Data listing

# # # # # # #

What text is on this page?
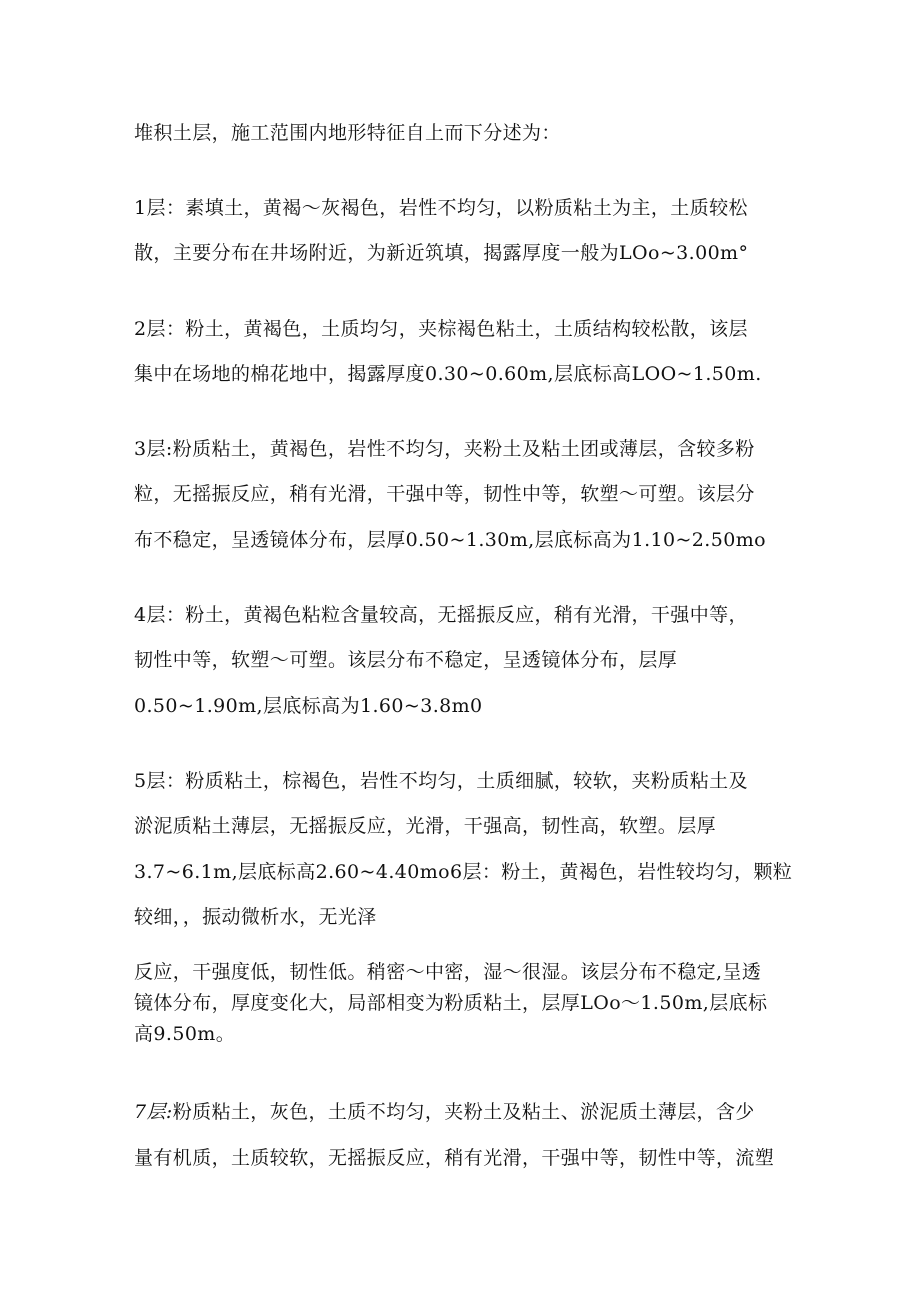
堆积土层，施工范围内地形特征自上而下分述为：
1层：素填土，黄褐～灰褐色，岩性不均匀，以粉质粘土为主，土质较松
散，主要分布在井场附近，为新近筑填，揭露厚度一般为LOo~3.00m°
2层：粉土，黄褐色，土质均匀，夹棕褐色粘土，土质结构较松散，该层
集中在场地的棉花地中，揭露厚度0.30~0.60m,层底标高LOO~1.50m.
3层:粉质粘土，黄褐色，岩性不均匀，夹粉土及粘土团或薄层，含较多粉
粒，无摇振反应，稍有光滑，干强中等，韧性中等，软塑～可塑。该层分
布不稳定，呈透镜体分布，层厚0.50~1.30m,层底标高为1.10~2.50mo
4层：粉土，黄褐色粘粒含量较高，无摇振反应，稍有光滑，干强中等，
韧性中等，软塑～可塑。该层分布不稳定，呈透镜体分布，层厚
0.50~1.90m,层底标高为1.60~3.8m0
5层：粉质粘土，棕褐色，岩性不均匀，土质细腻，较软，夹粉质粘土及
淤泥质粘土薄层，无摇振反应，光滑，干强高，韧性高，软塑。层厚
3.7~6.1m,层底标高2.60~4.40mo6层：粉土，黄褐色，岩性较均匀，颗粒
较细，，振动微析水，无光泽
反应，干强度低，韧性低。稍密～中密，湿～很湿。该层分布不稳定,呈透
镜体分布，厚度变化大，局部相变为粉质粘土，层厚LOo～1.50m,层底标
高9.50m。
7层:粉质粘土，灰色，土质不均匀，夹粉土及粘土、淤泥质土薄层，含少
量有机质，土质较软，无摇振反应，稍有光滑，干强中等，韧性中等，流塑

# # # # # # #

WORK TO COMPLETE>
A line counts if it holds the word "无摇振反应". How many lines of the entries count? Give the number only.

WRITTEN SOLUTION>
4